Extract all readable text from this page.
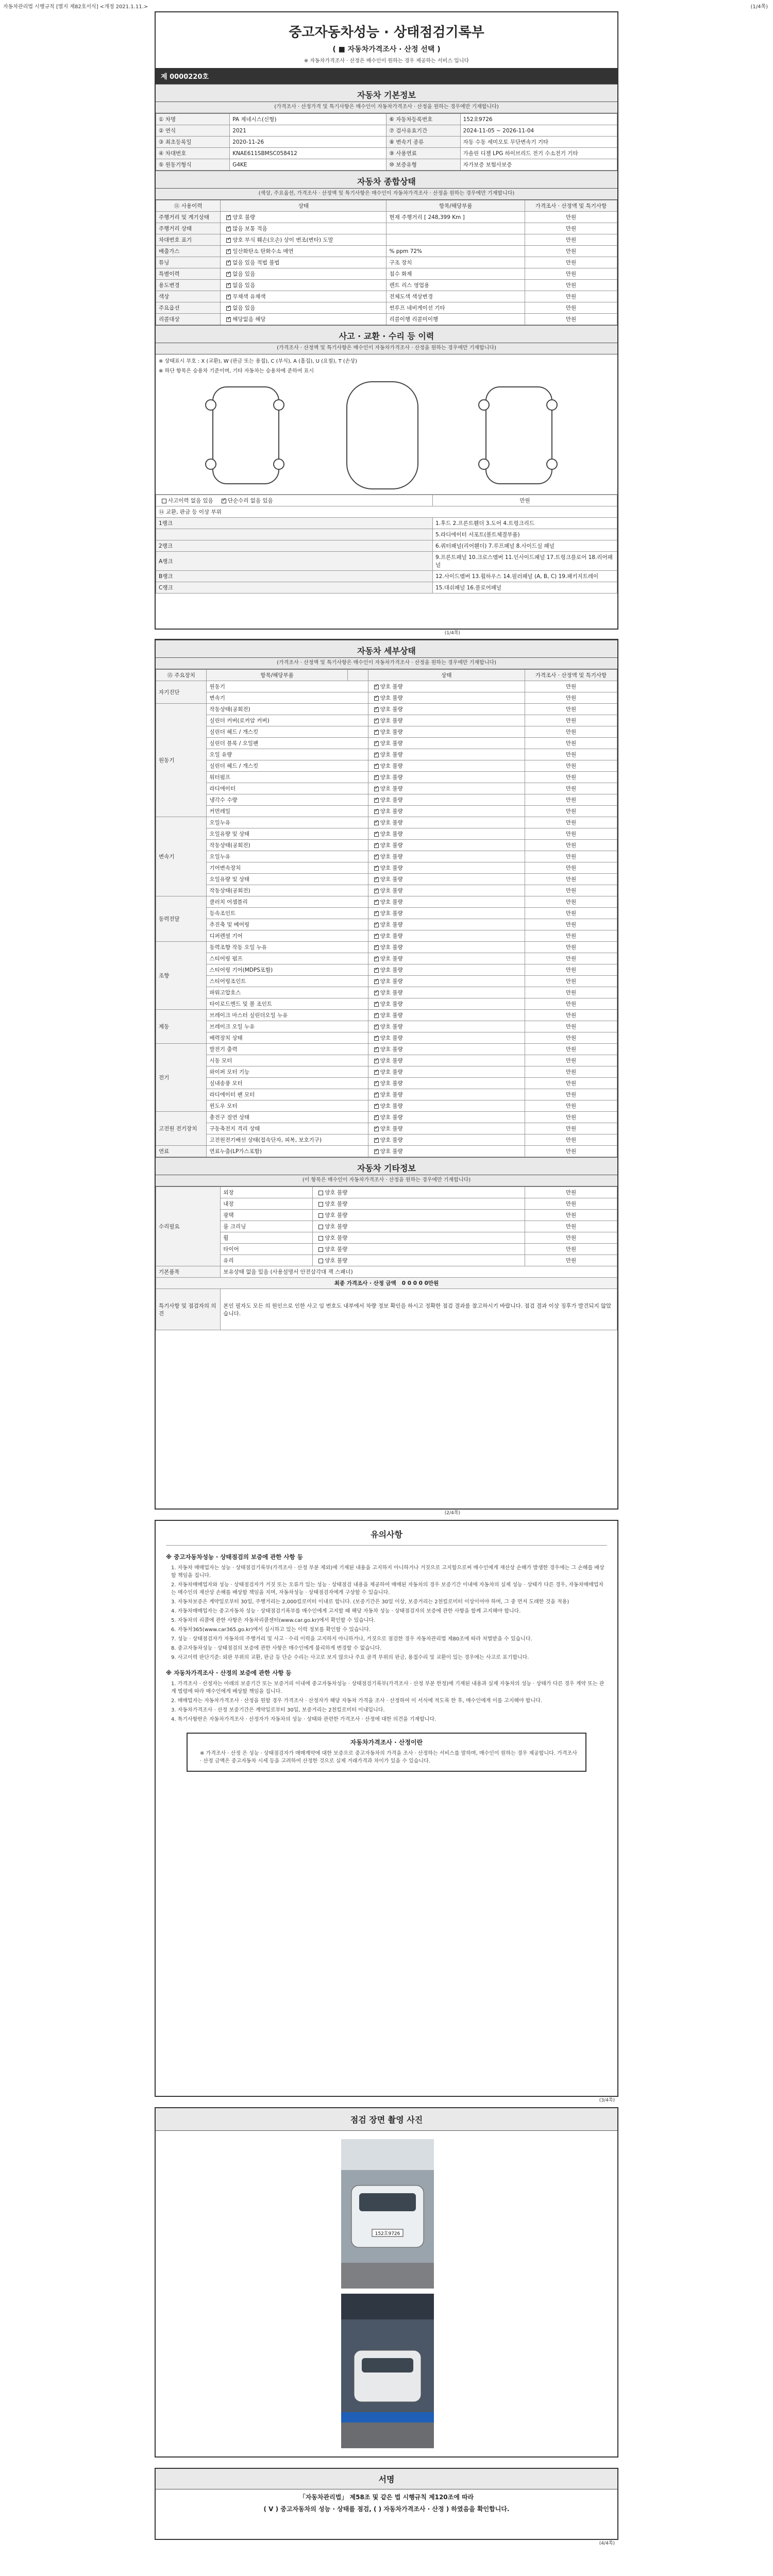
자동차관리법 시행규칙 [별지 제82호서식] <개정 2021.1.11.>	(1/4쪽)
중고자동차성능 · 상태점검기록부
( ■ 자동차가격조사 · 산정 선택 )
※ 자동차가격조사 · 산정은 매수인이 원하는 경우 제공하는 서비스 입니다
제 0000220호
자동차 기본정보
(가격조사 · 산정가격 및 특기사항은 매수인이 자동차가격조사 · 산정을 원하는 경우에만 기재합니다)
① 차명	PA 제네시스(신형)	⑥ 자동차등록번호	152호9726
② 연식	2021	⑦ 검사유효기간	2024-11-05 ~ 2026-11-04
③ 최초등록일	2020-11-26	⑧ 변속기 종류	자동 수동 세미오토 무단변속기 기타
④ 차대번호	KNAE611SBMSC058412	⑨ 사용연료	가솔린 디젤 LPG 하이브리드 전기 수소전기 기타
⑤ 원동기형식	G4KE	⑩ 보증유형	자가보증 보험사보증
자동차 종합상태
(색상, 주요옵션, 가격조사 · 산정액 및 특기사항은 매수인이 자동차가격조사 · 산정을 원하는 경우에만 기재합니다)
⑪ 사용이력	상태	항목/해당부품	가격조사 · 산정액 및 특기사항
주행거리 및 계기상태	✓양호 불량	현재 주행거리 [ 248,399 Km ]	만원
주행거리 상태	✓많음 보통 적음		만원
차대번호 표기	✓양호 부식 훼손(오손) 상이 변조(변타) 도말		만원
배출가스	✓일산화탄소 탄화수소 매연	% ppm 72%	만원
튜닝	✓없음 있음 적법 불법	구조 장치	만원
특별이력	✓없음 있음	침수 화재	만원
용도변경	✓없음 있음	렌트 리스 영업용	만원
색상	✓무채색 유채색	전체도색 색상변경	만원
주요옵션	✓없음 있음	썬루프 네비게이션 기타	만원
리콜대상	✓해당없음 해당	리콜이행 리콜미이행	만원
사고 · 교환 · 수리 등 이력
(가격조사 · 산정액 및 특기사항은 매수인이 자동차가격조사 · 산정을 원하는 경우에만 기재합니다)
※ 상태표시 부호 : X (교환), W (판금 또는 용접), C (부식), A (흠집), U (요철), T (손상)
※ 하단 항목은 승용차 기준이며, 기타 자동차는 승용차에 준하여 표시
사고이력 없음 있음 ✓ 단순수리 없음 있음	만원
⑭ 교환, 판금 등 이상 부위	
1랭크	1.후드 2.프론트휀더 3.도어 4.트렁크리드
	5.라디에이터 서포트(볼트체결부품)
2랭크	6.쿼터패널(리어휀더) 7.루프패널 8.사이드실 패널
A랭크	9.프론트패널 10.크로스멤버 11.인사이드패널 17.트렁크플로어 18.리어패널
B랭크	12.사이드멤버 13.휠하우스 14.필러패널 (A, B, C) 19.패키지트레이
C랭크	15.대쉬패널 16.플로어패널
(1/4쪽)
자동차 세부상태
(가격조사 · 산정액 및 특기사항은 매수인이 자동차가격조사 · 산정을 원하는 경우에만 기재합니다)
⑮ 주요장치	항목/해당부품		상태	가격조사 · 산정액 및 특기사항
자기진단	원동기	✓양호 불량	만원
	변속기	✓양호 불량	만원
원동기	작동상태(공회전)	✓양호 불량	만원
	실린더 커버(로커암 커버)	✓양호 불량	만원
	실린더 헤드 / 개스킷	✓양호 불량	만원
	실린더 블록 / 오일팬	✓양호 불량	만원
	오일 유량	✓양호 불량	만원
	실린더 헤드 / 개스킷	✓양호 불량	만원
	워터펌프	✓양호 불량	만원
	라디에이터	✓양호 불량	만원
	냉각수 수량	✓양호 불량	만원
	커먼레일	✓양호 불량	만원
변속기	오일누유	✓양호 불량	만원
	오일유량 및 상태	✓양호 불량	만원
	작동상태(공회전)	✓양호 불량	만원
	오일누유	✓양호 불량	만원
	기어변속장치	✓양호 불량	만원
	오일유량 및 상태	✓양호 불량	만원
	작동상태(공회전)	✓양호 불량	만원
동력전달	클러치 어셈블리	✓양호 불량	만원
	등속조인트	✓양호 불량	만원
	추진축 및 베어링	✓양호 불량	만원
	디퍼렌셜 기어	✓양호 불량	만원
조향	동력조향 작동 오일 누유	✓양호 불량	만원
	스티어링 펌프	✓양호 불량	만원
	스티어링 기어(MDPS포함)	✓양호 불량	만원
	스티어링조인트	✓양호 불량	만원
	파워고압호스	✓양호 불량	만원
	타이로드엔드 및 볼 조인트	✓양호 불량	만원
제동	브레이크 마스터 실린더오일 누유	✓양호 불량	만원
	브레이크 오일 누유	✓양호 불량	만원
	배력장치 상태	✓양호 불량	만원
전기	발전기 출력	✓양호 불량	만원
	시동 모터	✓양호 불량	만원
	와이퍼 모터 기능	✓양호 불량	만원
	실내송풍 모터	✓양호 불량	만원
	라디에이터 팬 모터	✓양호 불량	만원
	윈도우 모터	✓양호 불량	만원
고전원 전기장치	충전구 절연 상태	✓양호 불량	만원
	구동축전지 격리 상태	✓양호 불량	만원
	고전원전기배선 상태(접속단자, 피복, 보호기구)	✓양호 불량	만원
연료	연료누출(LP가스포함)	✓양호 불량	만원
자동차 기타정보
(이 항목은 매수인이 자동차가격조사 · 산정을 원하는 경우에만 기재합니다)
수리필요	외장	양호 불량	만원
	내장	양호 불량	만원
	광택	양호 불량	만원
	룸 크리닝	양호 불량	만원
	휠	양호 불량	만원
	타이어	양호 불량	만원
	유리	양호 불량	만원
기본품목	보유상태 없음 있음 (사용설명서 안전삼각대 잭 스패너)		
최종 가격조사 · 산정 금액 0 0 0 0 0만원			
특기사항 및 점검자의 의견	본인 필자도 모든 의 원인으로 인한 사고 임 번호도 내부에서 차량 정보 확인을 하시고 정확한 점검 결과를 참고하시기 바랍니다. 점검 결과 이상 징후가 발견되지 않았습니다.		
(2/4쪽)
유의사항
※ 중고자동차성능 · 상태점검의 보증에 관한 사항 등

1. 자동차 매매업자는 성능 · 상태점검기록부(가격조사 · 산정 부분 제외)에 기재된 내용을 고지하지 아니하거나 거짓으로 고지함으로써 매수인에게 재산상 손해가 발생한 경우에는 그 손해를 배상할 책임을 집니다.

2. 자동차매매업자와 성능 · 상태점검자가 거짓 또는 오류가 있는 성능 · 상태점검 내용을 제공하여 매매된 자동차의 경우 보증기간 이내에 자동차의 실제 성능 · 상태가 다른 경우, 자동차매매업자는 매수인의 재산상 손해를 배상할 책임을 지며, 자동차성능 · 상태점검자에게 구상할 수 있습니다.

3. 자동차보증은 계약일로부터 30일, 주행거리는 2,000킬로미터 이내로 합니다. (보증기간은 30일 이상, 보증거리는 2천킬로미터 이상이어야 하며, 그 중 먼저 도래한 것을 적용)

4. 자동차매매업자는 중고자동차 성능 · 상태점검기록부를 매수인에게 고지할 때 해당 자동차 성능 · 상태점검자의 보증에 관한 사항을 함께 고지해야 합니다.

5. 자동차의 리콜에 관한 사항은 자동차리콜센터(www.car.go.kr)에서 확인할 수 있습니다.

6. 자동차365(www.car365.go.kr)에서 실시하고 있는 이력 정보를 확인할 수 있습니다.

7. 성능 · 상태점검자가 자동차의 주행거리 및 사고 · 수리 이력을 고지하지 아니하거나, 거짓으로 점검한 경우 자동차관리법 제80조에 따라 처벌받을 수 있습니다.

8. 중고자동차성능 · 상태점검의 보증에 관한 사항은 매수인에게 불리하게 변경할 수 없습니다.

9. 사고이력 판단기준: 외판 부위의 교환, 판금 등 단순 수리는 사고로 보지 않으나 주요 골격 부위의 판금, 용접수리 및 교환이 있는 경우에는 사고로 표기합니다.

※ 자동차가격조사 · 산정의 보증에 관한 사항 등

1. 가격조사 · 산정자는 아래의 보증기간 또는 보증거리 이내에 중고자동차성능 · 상태점검기록부(가격조사 · 산정 부분 한정)에 기재된 내용과 실제 자동차의 성능 · 상태가 다른 경우 계약 또는 관계 법령에 따라 매수인에게 배상할 책임을 집니다.

2. 매매업자는 자동차가격조사 · 산정을 원할 경우 가격조사 · 산정자가 해당 자동차 가격을 조사 · 산정하여 이 서식에 적도록 한 후, 매수인에게 이를 고지해야 합니다.

3. 자동차가격조사 · 산정 보증기간은 계약일로부터 30일, 보증거리는 2천킬로미터 이내입니다.

4. 특기사항란은 자동차가격조사 · 산정자가 자동차의 성능 · 상태와 관련한 가격조사 · 산정에 대한 의견을 기재합니다.

자동차가격조사 · 산정이란

※ 가격조사 · 산정 은 성능 · 상태점검자가 매매계약에 대한 보증으로 중고자동차의 가격을 조사 · 산정하는 서비스를 말하며, 매수인이 원하는 경우 제공합니다. 가격조사 · 산정 금액은 중고자동차 시세 등을 고려하여 산정한 것으로 실제 거래가격과 차이가 있을 수 있습니다.

(3/4쪽)
점검 장면 촬영 사진
152호9726
서명

「자동차관리법」 제58조 및 같은 법 시행규칙 제120조에 따라

( V ) 중고자동차의 성능 · 상태를 점검, ( ) 자동차가격조사 · 산정 ) 하였음을 확인합니다.

(4/4쪽)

### Objective:
Gather up every line in the data above that contains the word "경우에만", copying each one.

### Reply to the task:
(가격조사 · 산정가격 및 특기사항은 매수인이 자동차가격조사 · 산정을 원하는 경우에만 기재합니다)
(색상, 주요옵션, 가격조사 · 산정액 및 특기사항은 매수인이 자동차가격조사 · 산정을 원하는 경우에만 기재합니다)
(가격조사 · 산정액 및 특기사항은 매수인이 자동차가격조사 · 산정을 원하는 경우에만 기재합니다)
(가격조사 · 산정액 및 특기사항은 매수인이 자동차가격조사 · 산정을 원하는 경우에만 기재합니다)
(이 항목은 매수인이 자동차가격조사 · 산정을 원하는 경우에만 기재합니다)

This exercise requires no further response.